Input:
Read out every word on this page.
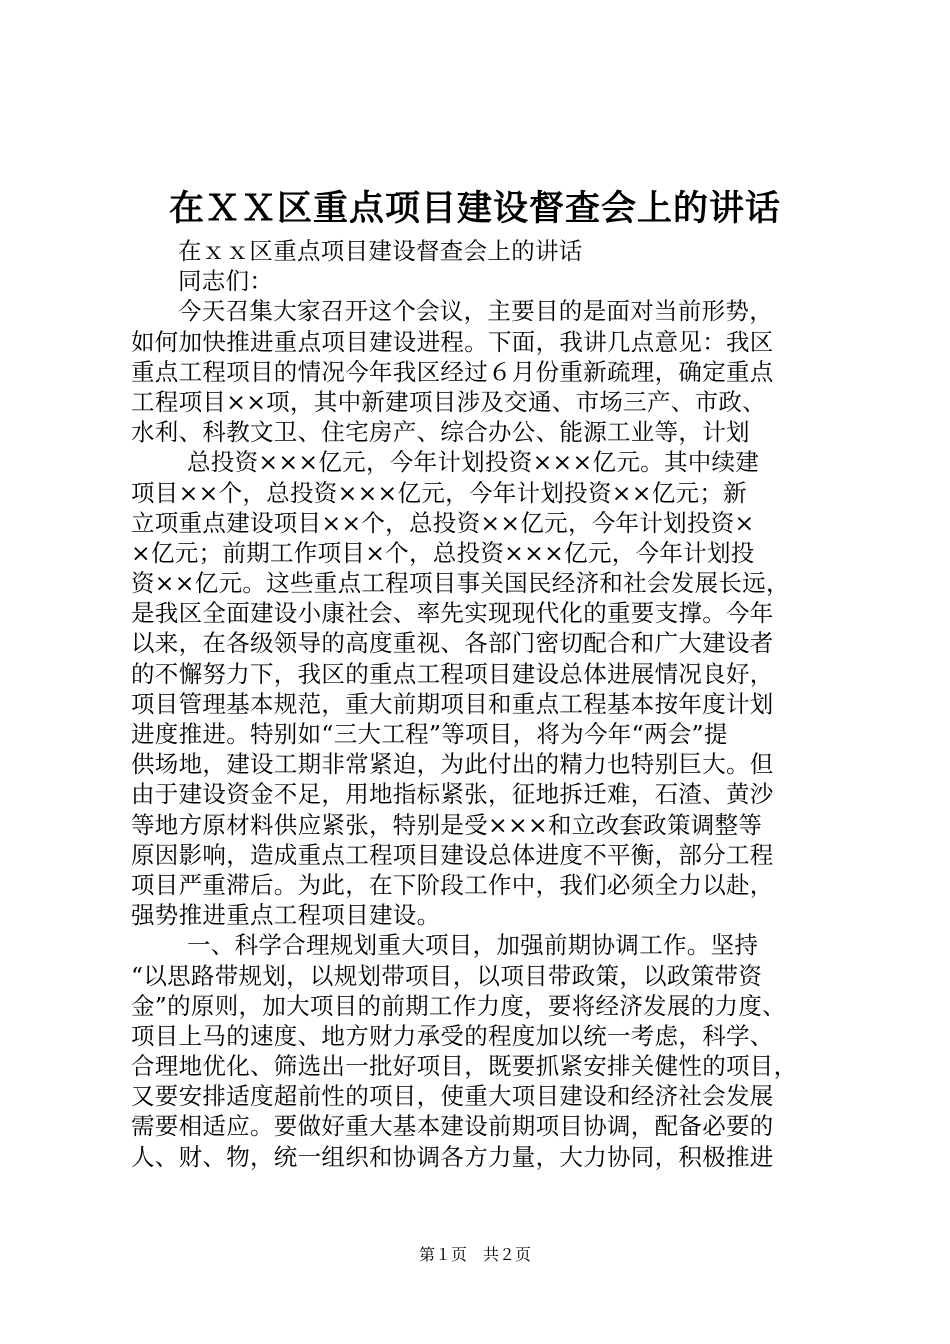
在ＸＸ区重点项目建设督查会上的讲话
在ｘｘ区重点项目建设督查会上的讲话
同志们：
今天召集大家召开这个会议，主要目的是面对当前形势，
如何加快推进重点项目建设进程。下面，我讲几点意见：我区
重点工程项目的情况今年我区经过６月份重新疏理，确定重点
工程项目××项，其中新建项目涉及交通、市场三产、市政、
水利、科教文卫、住宅房产、综合办公、能源工业等，计划
总投资×××亿元，今年计划投资×××亿元。其中续建
项目××个，总投资×××亿元，今年计划投资××亿元；新
立项重点建设项目××个，总投资××亿元，今年计划投资×
×亿元；前期工作项目×个，总投资×××亿元，今年计划投
资××亿元。这些重点工程项目事关国民经济和社会发展长远，
是我区全面建设小康社会、率先实现现代化的重要支撑。今年
以来，在各级领导的高度重视、各部门密切配合和广大建设者
的不懈努力下，我区的重点工程项目建设总体进展情况良好，
项目管理基本规范，重大前期项目和重点工程基本按年度计划
进度推进。特别如“三大工程”等项目，将为今年“两会”提
供场地，建设工期非常紧迫，为此付出的精力也特别巨大。但
由于建设资金不足，用地指标紧张，征地拆迁难，石渣、黄沙
等地方原材料供应紧张，特别是受×××和立改套政策调整等
原因影响，造成重点工程项目建设总体进度不平衡，部分工程
项目严重滞后。为此，在下阶段工作中，我们必须全力以赴，
强势推进重点工程项目建设。
一、科学合理规划重大项目，加强前期协调工作。坚持
“以思路带规划，以规划带项目，以项目带政策，以政策带资
金”的原则，加大项目的前期工作力度，要将经济发展的力度、
项目上马的速度、地方财力承受的程度加以统一考虑，科学、
合理地优化、筛选出一批好项目，既要抓紧安排关健性的项目，
又要安排适度超前性的项目，使重大项目建设和经济社会发展
需要相适应。要做好重大基本建设前期项目协调，配备必要的
人、财、物，统一组织和协调各方力量，大力协同，积极推进
第１页　共２页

What is expected: Count the lines of the listing above that include the word "今年计划投资" and state the total with nothing else.

Answer for the task: 3